Records from a dataset
— BEGIN —
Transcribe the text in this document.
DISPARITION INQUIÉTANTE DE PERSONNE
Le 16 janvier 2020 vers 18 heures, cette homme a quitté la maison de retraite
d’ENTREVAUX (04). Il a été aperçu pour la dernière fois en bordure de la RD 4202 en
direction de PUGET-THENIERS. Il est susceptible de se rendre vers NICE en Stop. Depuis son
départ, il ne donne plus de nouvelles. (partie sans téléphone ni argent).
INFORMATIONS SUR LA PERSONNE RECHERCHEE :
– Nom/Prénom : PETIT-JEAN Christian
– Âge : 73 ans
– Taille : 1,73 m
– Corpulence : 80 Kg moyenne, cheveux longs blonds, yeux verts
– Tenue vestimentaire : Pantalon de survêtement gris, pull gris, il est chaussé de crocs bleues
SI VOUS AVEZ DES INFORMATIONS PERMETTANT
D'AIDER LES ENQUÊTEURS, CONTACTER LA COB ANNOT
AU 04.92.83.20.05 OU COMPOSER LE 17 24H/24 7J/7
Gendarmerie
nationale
— END —
TASK:
Write out all records exactly, keeping every detail.

EXERCISE ANSWER:
Transcribe the text in this document.
DISPARITION INQUIÉTANTE DE PERSONNE
Le 16 janvier 2020 vers 18 heures, cette homme a quitté la maison de retraite
d’ENTREVAUX (04). Il a été aperçu pour la dernière fois en bordure de la RD 4202 en
direction de PUGET-THENIERS. Il est susceptible de se rendre vers NICE en Stop. Depuis son
départ, il ne donne plus de nouvelles. (partie sans téléphone ni argent).
INFORMATIONS SUR LA PERSONNE RECHERCHEE :
– Nom/Prénom : PETIT-JEAN Christian
– Âge : 73 ans
– Taille : 1,73 m
– Corpulence : 80 Kg moyenne, cheveux longs blonds, yeux verts
– Tenue vestimentaire : Pantalon de survêtement gris, pull gris, il est chaussé de crocs bleues
SI VOUS AVEZ DES INFORMATIONS PERMETTANT
D'AIDER LES ENQUÊTEURS, CONTACTER LA COB ANNOT
AU 04.92.83.20.05 OU COMPOSER LE 17 24H/24 7J/7
Gendarmerie
nationale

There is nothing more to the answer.